WRITTEN REQUEST.
Copy, from the entries below, each line in which the string "逐渐普及" appears.

— begin —

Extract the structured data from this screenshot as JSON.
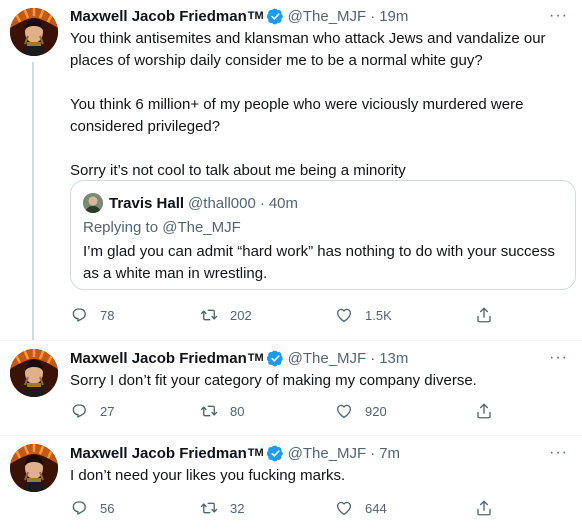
{
  "tweets": [
    {
      "author_name": "Maxwell Jacob Friedman",
      "author_tm": "TM",
      "handle": "@The_MJF",
      "time": "19m",
      "text": "You think antisemites and klansman who attack Jews and vandalize our places of worship daily consider me to be a normal white guy?\n\nYou think 6 million+ of my people who were viciously murdered were considered privileged?\n\nSorry it’s not cool to talk about me being a minority",
      "quote": {
        "author_name": "Travis Hall",
        "handle": "@thall000",
        "time": "40m",
        "replying_prefix": "Replying to",
        "replying_to": "@The_MJF",
        "text": "I’m glad you can admit “hard work” has nothing to do with your success as a white man in wrestling."
      },
      "replies": "78",
      "retweets": "202",
      "likes": "1.5K"
    },
    {
      "author_name": "Maxwell Jacob Friedman",
      "author_tm": "TM",
      "handle": "@The_MJF",
      "time": "13m",
      "text": "Sorry I don’t fit your category of making my company diverse.",
      "replies": "27",
      "retweets": "80",
      "likes": "920"
    },
    {
      "author_name": "Maxwell Jacob Friedman",
      "author_tm": "TM",
      "handle": "@The_MJF",
      "time": "7m",
      "text": "I don’t need your likes you fucking marks.",
      "replies": "56",
      "retweets": "32",
      "likes": "644"
    }
  ],
  "separator": "·",
  "colors": {
    "verified": "#1d9bf0",
    "secondary_text": "#536471",
    "border": "#cfd9de"
  },
  "icons": {
    "reply": "reply-icon",
    "retweet": "retweet-icon",
    "like": "heart-icon",
    "share": "share-icon",
    "more": "more-icon",
    "verified": "verified-badge-icon"
  }
}
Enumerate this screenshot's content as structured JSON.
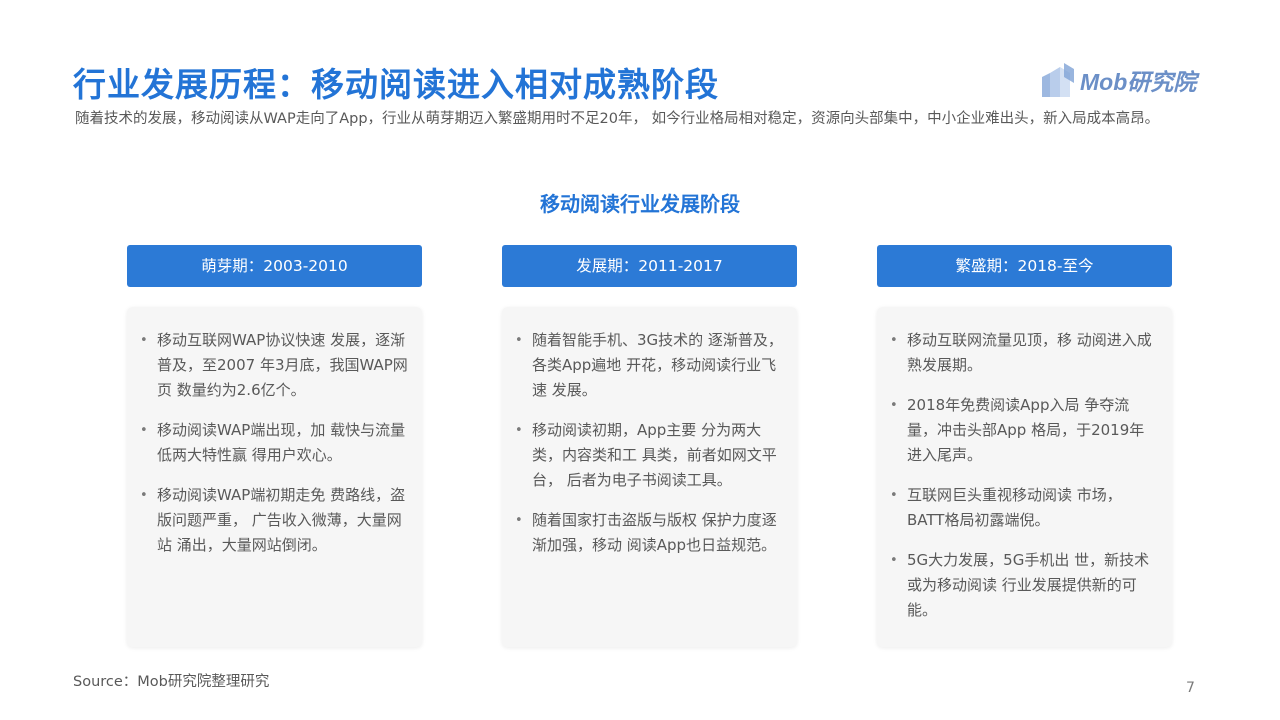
{
  "header": {
    "title": "行业发展历程：移动阅读进入相对成熟阶段",
    "subtitle": "随着技术的发展，移动阅读从WAP走向了App，行业从萌芽期迈入繁盛期用时不足20年， 如今行业格局相对稳定，资源向头部集中，中小企业难出头，新入局成本高昂。",
    "logo_text": "Mob研究院"
  },
  "chart_data": {
    "type": "table",
    "title": "移动阅读行业发展阶段",
    "stages": [
      {
        "label": "萌芽期：2003-2010",
        "bullets": [
          "移动互联网WAP协议快速 发展，逐渐普及，至2007 年3月底，我国WAP网页 数量约为2.6亿个。",
          "移动阅读WAP端出现，加 载快与流量低两大特性赢 得用户欢心。",
          "移动阅读WAP端初期走免 费路线，盗版问题严重，  广告收入微薄，大量网站 涌出，大量网站倒闭。"
        ]
      },
      {
        "label": "发展期：2011-2017",
        "bullets": [
          "随着智能手机、3G技术的 逐渐普及，各类App遍地 开花，移动阅读行业飞速 发展。",
          "移动阅读初期，App主要 分为两大类，内容类和工 具类，前者如网文平台， 后者为电子书阅读工具。",
          "随着国家打击盗版与版权 保护力度逐渐加强，移动 阅读App也日益规范。"
        ]
      },
      {
        "label": "繁盛期：2018-至今",
        "bullets": [
          "移动互联网流量见顶，移 动阅进入成熟发展期。",
          "2018年免费阅读App入局 争夺流量，冲击头部App 格局，于2019年进入尾声。",
          "互联网巨头重视移动阅读 市场，BATT格局初露端倪。",
          "5G大力发展，5G手机出 世，新技术或为移动阅读 行业发展提供新的可能。"
        ]
      }
    ]
  },
  "footer": {
    "source": "Source：Mob研究院整理研究",
    "page_number": "7"
  },
  "colors": {
    "accent": "#2374d6",
    "header_bg": "#2c7ad6",
    "card_bg": "#f6f6f6",
    "text": "#595959"
  },
  "icons": {
    "logo": "building-blocks-icon",
    "bullet": "bullet-dot-icon"
  }
}
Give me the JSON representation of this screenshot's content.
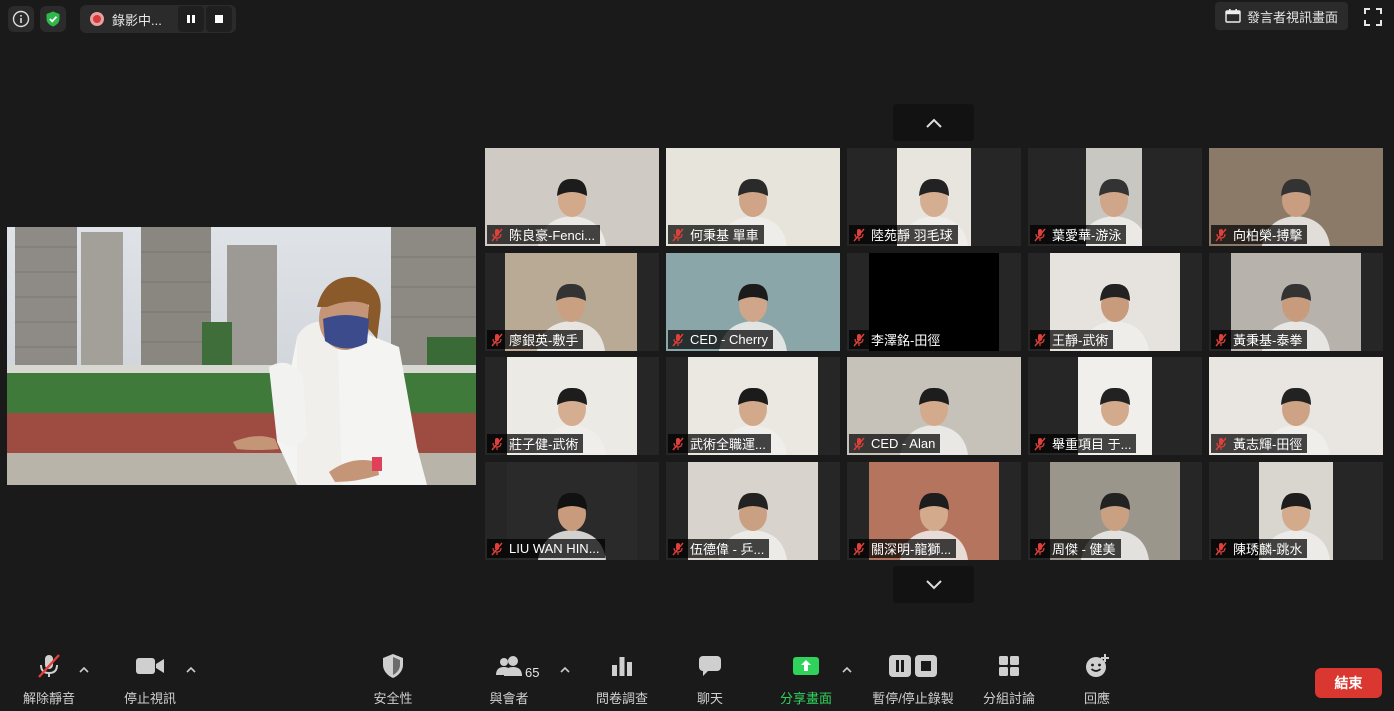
{
  "recording": {
    "status_label": "錄影中..."
  },
  "header": {
    "view_button_label": "發言者視訊畫面"
  },
  "participants": [
    {
      "name": "陈良豪-Fenci..."
    },
    {
      "name": "何秉基 單車"
    },
    {
      "name": "陸苑靜 羽毛球"
    },
    {
      "name": "葉愛華-游泳"
    },
    {
      "name": "向柏榮-搏擊"
    },
    {
      "name": "廖銀英-敷手"
    },
    {
      "name": "CED - Cherry"
    },
    {
      "name": "李澤銘-田徑"
    },
    {
      "name": "王靜-武術"
    },
    {
      "name": "黃秉基-泰拳"
    },
    {
      "name": "莊子健-武術"
    },
    {
      "name": "武術全職運..."
    },
    {
      "name": "CED - Alan"
    },
    {
      "name": "舉重項目 于..."
    },
    {
      "name": "黃志輝-田徑"
    },
    {
      "name": "LIU WAN HIN..."
    },
    {
      "name": "伍德偉 - 乒..."
    },
    {
      "name": "關深明-龍獅..."
    },
    {
      "name": "周傑 - 健美"
    },
    {
      "name": "陳琇麟-跳水"
    }
  ],
  "toolbar": {
    "unmute_label": "解除靜音",
    "stop_video_label": "停止視訊",
    "security_label": "安全性",
    "participants_label": "與會者",
    "participants_count": "65",
    "polls_label": "問卷調查",
    "chat_label": "聊天",
    "share_label": "分享畫面",
    "record_label": "暫停/停止錄製",
    "breakout_label": "分組討論",
    "reactions_label": "回應",
    "end_label": "結束"
  },
  "colors": {
    "share_green": "#2fd35c",
    "end_red": "#d9372f",
    "security_green": "#2fb84a"
  }
}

— end —

RESPONSE TO THIS EXERCISE.
          "移动互联网WAP协议快速 发展，逐渐普及，至2007 年3月底，我国WAP网页 数量约为2.6亿个。",
          "随着智能手机、3G技术的 逐渐普及，各类App遍地 开花，移动阅读行业飞速 发展。",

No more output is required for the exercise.